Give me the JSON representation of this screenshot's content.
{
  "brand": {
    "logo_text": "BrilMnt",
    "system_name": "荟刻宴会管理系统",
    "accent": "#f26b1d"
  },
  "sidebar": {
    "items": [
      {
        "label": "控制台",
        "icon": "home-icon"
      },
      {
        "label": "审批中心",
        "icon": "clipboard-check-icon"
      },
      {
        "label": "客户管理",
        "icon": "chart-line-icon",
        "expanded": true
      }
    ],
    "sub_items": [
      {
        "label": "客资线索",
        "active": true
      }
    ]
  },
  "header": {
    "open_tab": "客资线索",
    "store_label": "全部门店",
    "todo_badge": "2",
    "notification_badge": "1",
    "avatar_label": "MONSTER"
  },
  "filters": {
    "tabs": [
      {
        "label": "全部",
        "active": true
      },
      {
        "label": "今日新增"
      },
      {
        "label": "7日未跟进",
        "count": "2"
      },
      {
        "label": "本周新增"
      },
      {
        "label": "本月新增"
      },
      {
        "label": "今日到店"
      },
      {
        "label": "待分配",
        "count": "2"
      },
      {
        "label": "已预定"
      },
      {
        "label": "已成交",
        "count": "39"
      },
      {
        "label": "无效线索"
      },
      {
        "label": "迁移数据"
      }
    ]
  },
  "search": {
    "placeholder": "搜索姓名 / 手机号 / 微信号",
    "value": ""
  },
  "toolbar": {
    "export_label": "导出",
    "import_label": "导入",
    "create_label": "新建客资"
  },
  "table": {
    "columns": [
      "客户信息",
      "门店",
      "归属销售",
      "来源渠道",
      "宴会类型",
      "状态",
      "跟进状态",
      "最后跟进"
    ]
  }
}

━━━━

Output every record above exactly as it appears.

Give me the JSON representation of this screenshot's content.
{
  "brand": {
    "logo_text": "BrilMnt",
    "system_name": "荟刻宴会管理系统",
    "accent": "#f26b1d"
  },
  "sidebar": {
    "items": [
      {
        "label": "控制台",
        "icon": "home-icon"
      },
      {
        "label": "审批中心",
        "icon": "clipboard-check-icon"
      },
      {
        "label": "客户管理",
        "icon": "chart-line-icon",
        "expanded": true
      }
    ],
    "sub_items": [
      {
        "label": "客资线索",
        "active": true
      }
    ]
  },
  "header": {
    "open_tab": "客资线索",
    "store_label": "全部门店",
    "todo_badge": "2",
    "notification_badge": "1",
    "avatar_label": "MONSTER"
  },
  "filters": {
    "tabs": [
      {
        "label": "全部",
        "active": true
      },
      {
        "label": "今日新增"
      },
      {
        "label": "7日未跟进",
        "count": "2"
      },
      {
        "label": "本周新增"
      },
      {
        "label": "本月新增"
      },
      {
        "label": "今日到店"
      },
      {
        "label": "待分配",
        "count": "2"
      },
      {
        "label": "已预定"
      },
      {
        "label": "已成交",
        "count": "39"
      },
      {
        "label": "无效线索"
      },
      {
        "label": "迁移数据"
      }
    ]
  },
  "search": {
    "placeholder": "搜索姓名 / 手机号 / 微信号",
    "value": ""
  },
  "toolbar": {
    "export_label": "导出",
    "import_label": "导入",
    "create_label": "新建客资"
  },
  "table": {
    "columns": [
      "客户信息",
      "门店",
      "归属销售",
      "来源渠道",
      "宴会类型",
      "状态",
      "跟进状态",
      "最后跟进"
    ]
  }
}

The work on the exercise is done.